YOUR GOAL:
Locate every line in the records below that holds the word "this" and return each one.

[Begin DATASET CONTENT]

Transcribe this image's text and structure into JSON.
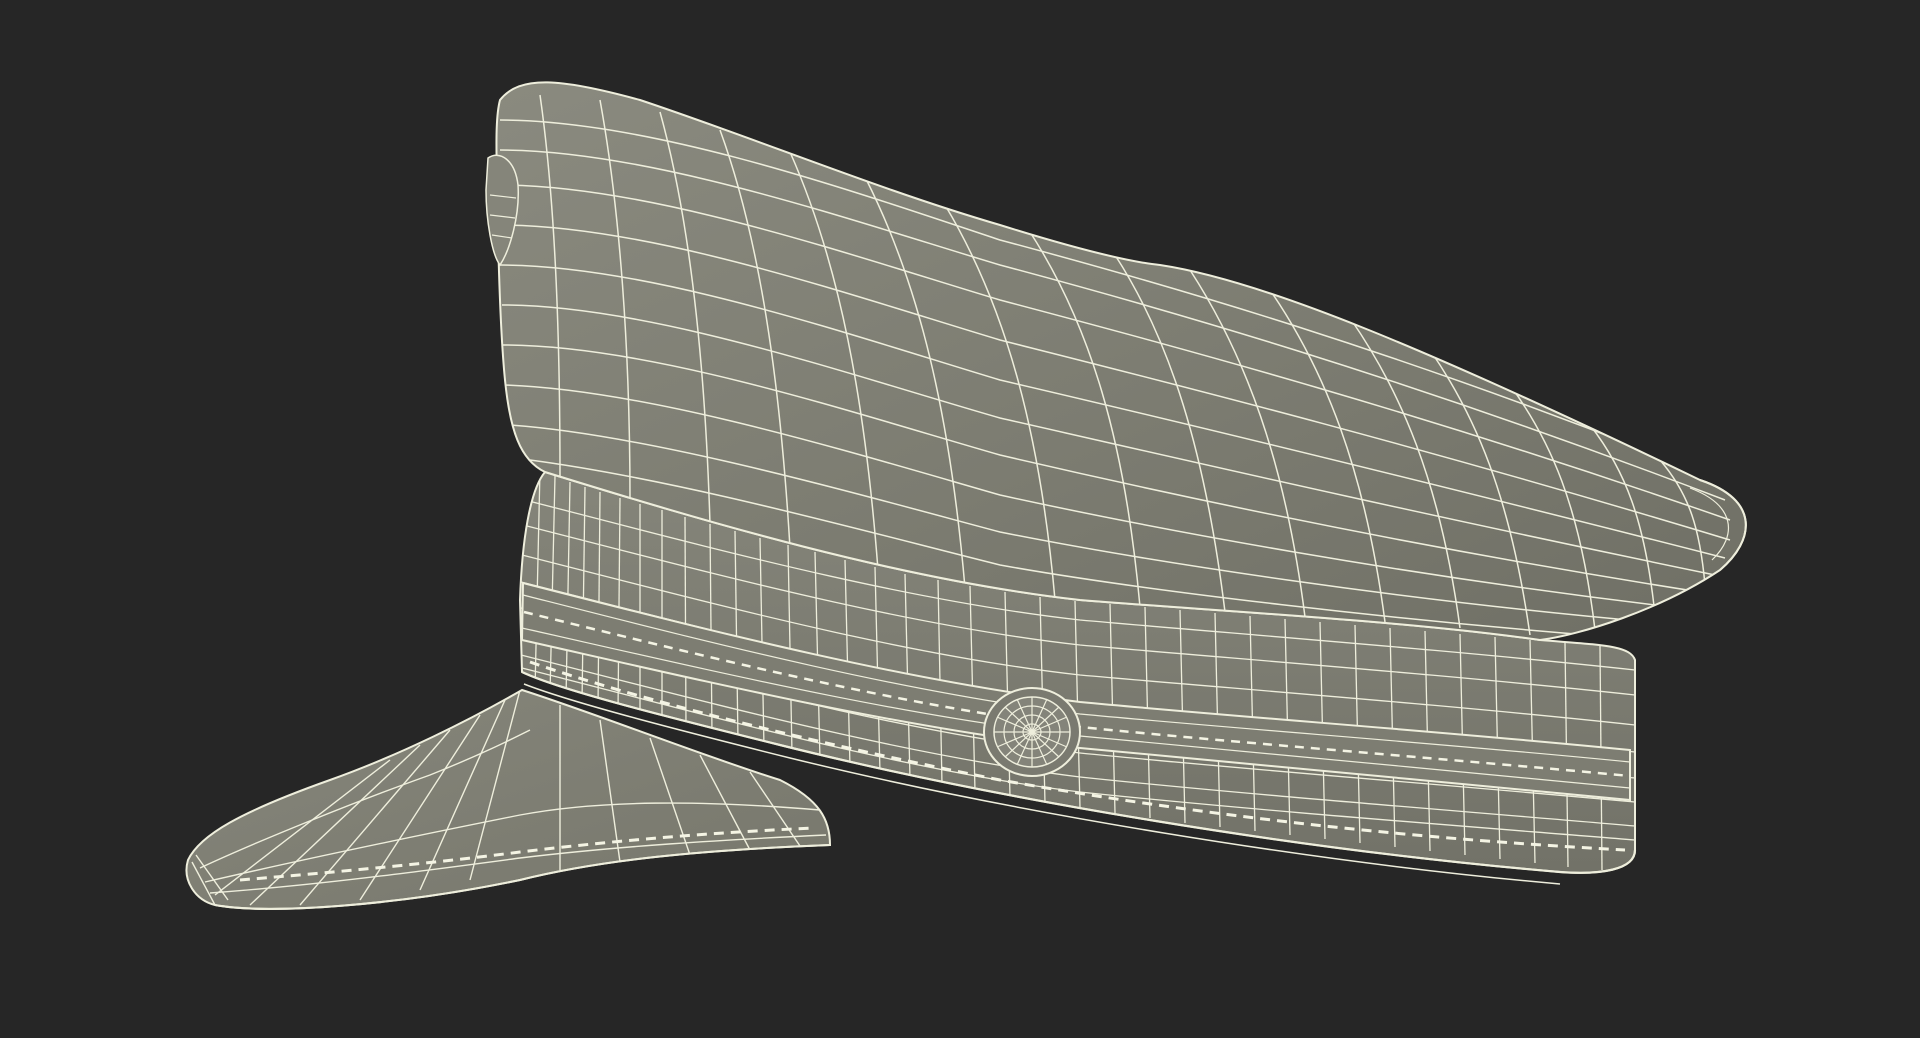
{
  "scene": {
    "subject_icon": "peaked-cap-wireframe-icon",
    "background_color": "#262626",
    "surface_color": "#7f7f74",
    "wire_color": "#eeeedc",
    "stitch_color": "#f4f4e4"
  }
}
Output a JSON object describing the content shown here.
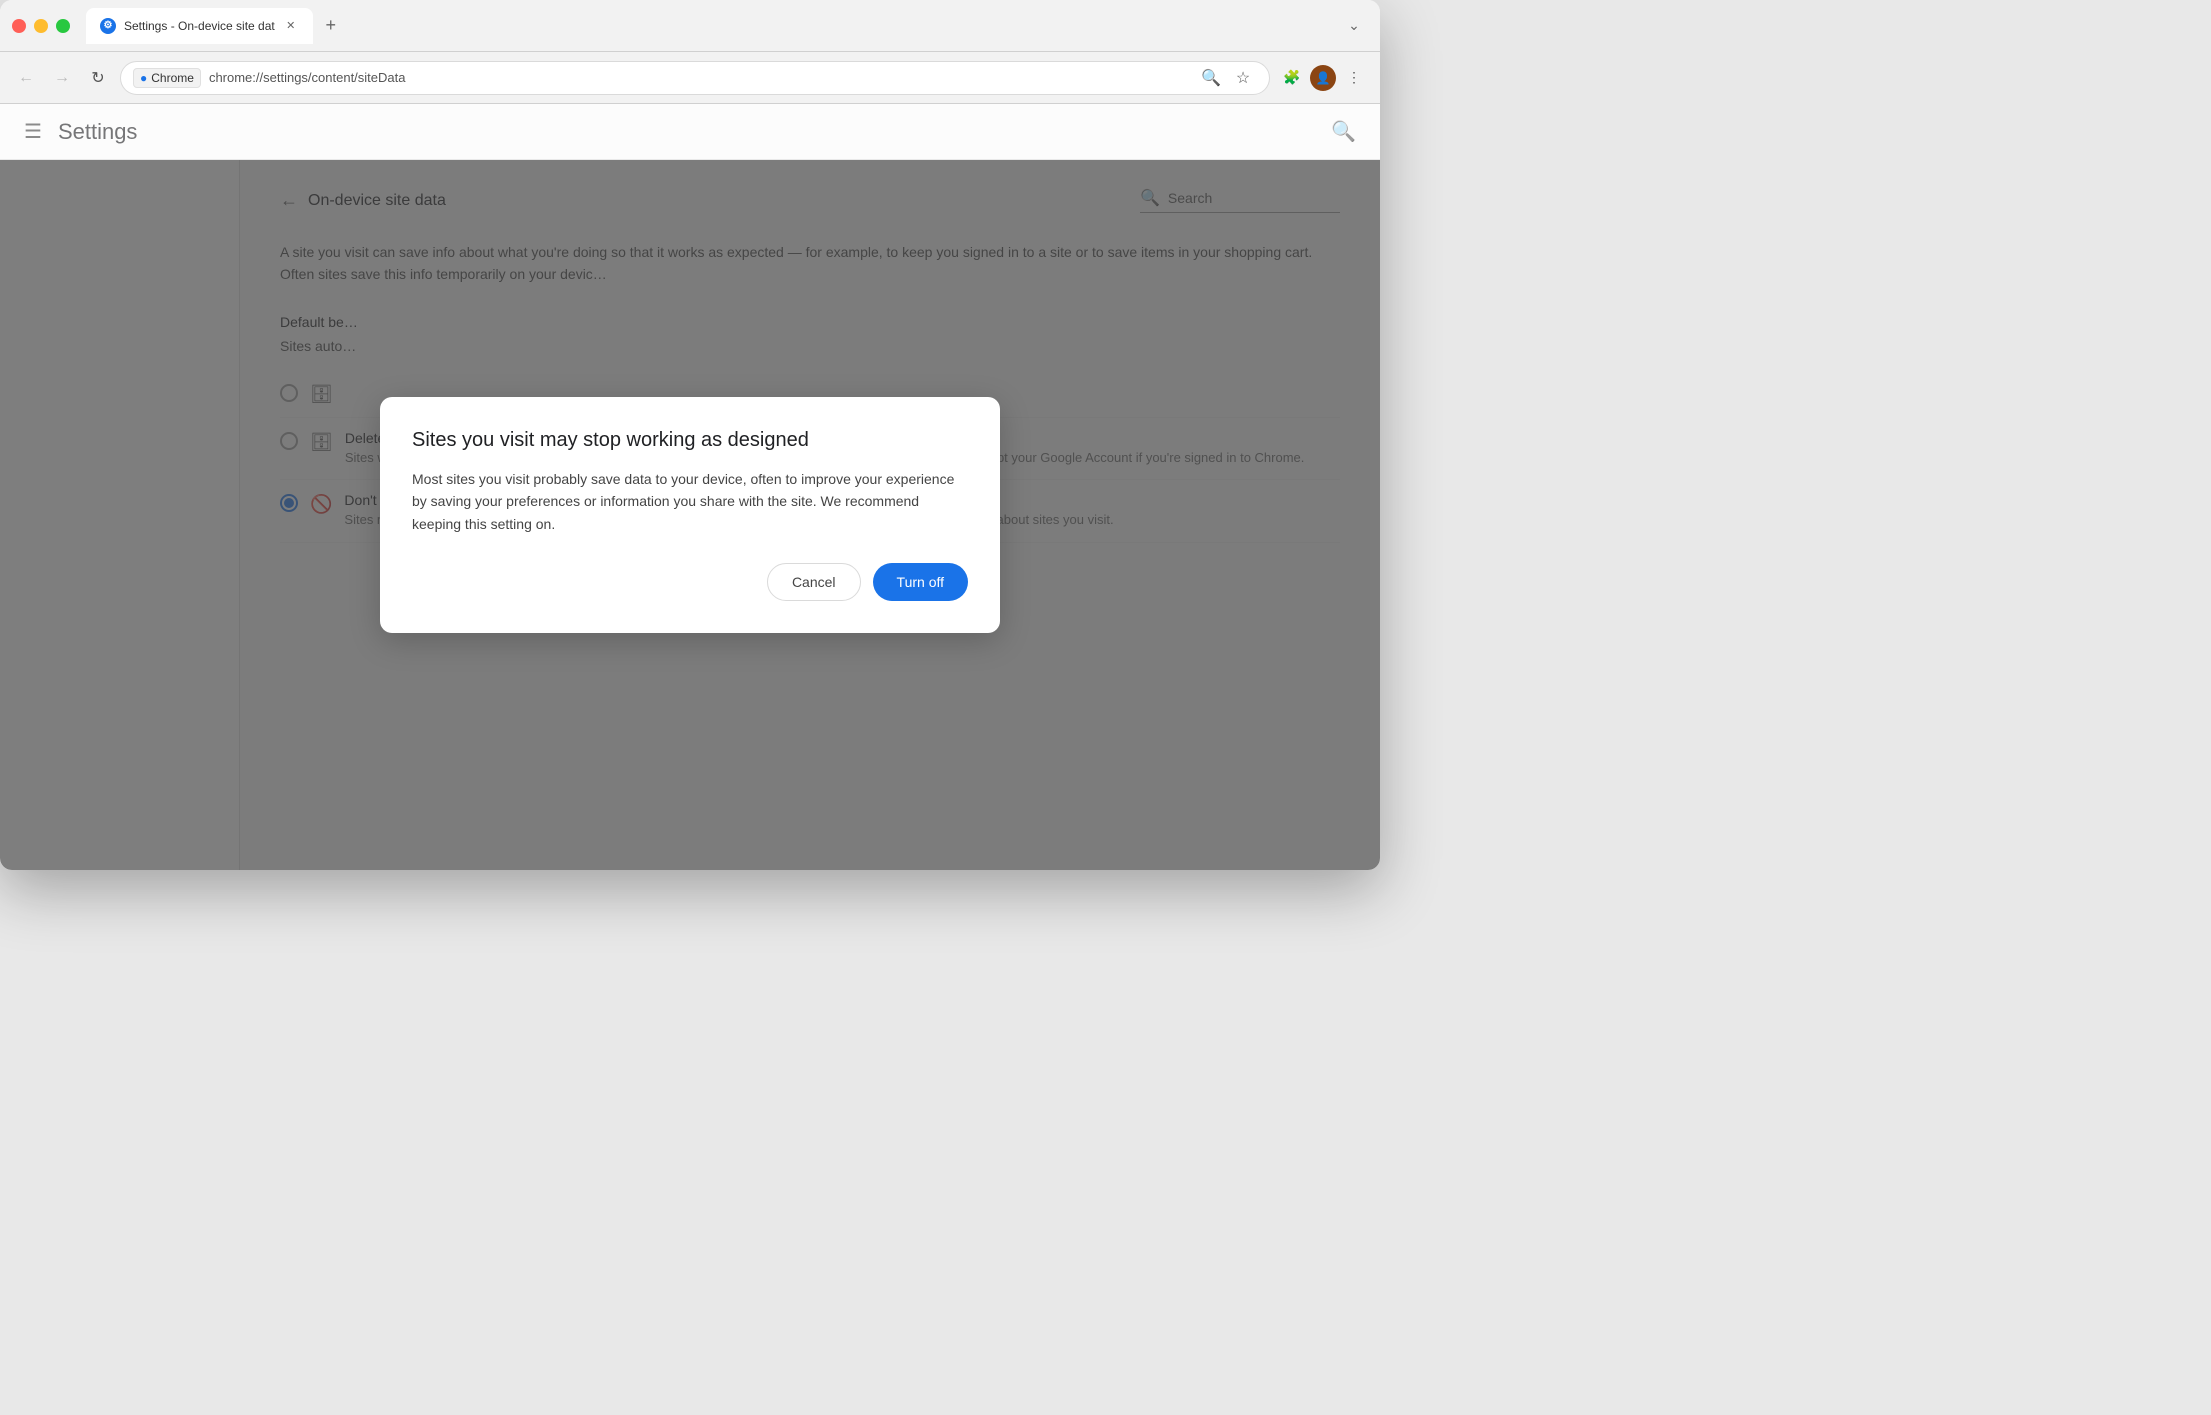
{
  "browser": {
    "tab_title": "Settings - On-device site dat",
    "tab_icon": "⚙",
    "url": "chrome://settings/content/siteData",
    "badge_label": "Chrome",
    "new_tab_label": "+",
    "dropdown_label": "⌄"
  },
  "nav": {
    "back_label": "←",
    "forward_label": "→",
    "refresh_label": "↻"
  },
  "toolbar": {
    "zoom_icon": "🔍",
    "bookmark_icon": "☆",
    "extensions_icon": "🧩",
    "menu_icon": "⋮"
  },
  "settings": {
    "menu_icon": "☰",
    "title": "Settings",
    "search_icon": "🔍",
    "page_title": "On-device site data",
    "back_arrow": "←",
    "search_label": "Search",
    "description": "A site you visit can save info about what you're doing so that it works as expected — for example, to keep you signed in to a site or to save items in your shopping cart. Often sites save this info temporarily on your devic…",
    "default_behavior_label": "Default be…",
    "sites_auto_label": "Sites auto…",
    "option1": {
      "radio_state": "unchecked",
      "icon": "🗄",
      "text": ""
    },
    "option2": {
      "radio_state": "unchecked",
      "icon": "🗄",
      "title": "Delete data sites have saved to your device when you close all windows",
      "subtitle": "Sites will probably work as expected. You'll be signed out of most sites when you close all Chrome windows, except your Google Account if you're signed in to Chrome."
    },
    "option3": {
      "radio_state": "checked",
      "icon": "🚫",
      "title": "Don't allow sites to save data on your device (not recommended)",
      "subtitle": "Sites may not work as you would expect. Choose this option if you don't want to leave information on your device about sites you visit."
    }
  },
  "dialog": {
    "title": "Sites you visit may stop working as designed",
    "body": "Most sites you visit probably save data to your device, often to improve your experience by saving your preferences or information you share with the site. We recommend keeping this setting on.",
    "cancel_label": "Cancel",
    "turn_off_label": "Turn off"
  }
}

[End DATASET CONTENT]

EXERCISE RESPONSE:
Transcribe this image's text and structure into JSON.
    "description": "A site you visit can save info about what you're doing so that it works as expected — for example, to keep you signed in to a site or to save items in your shopping cart. Often sites save this info temporarily on your devic…",
      "subtitle": "Sites may not work as you would expect. Choose this option if you don't want to leave information on your device about sites you visit."
    "body": "Most sites you visit probably save data to your device, often to improve your experience by saving your preferences or information you share with the site. We recommend keeping this setting on.",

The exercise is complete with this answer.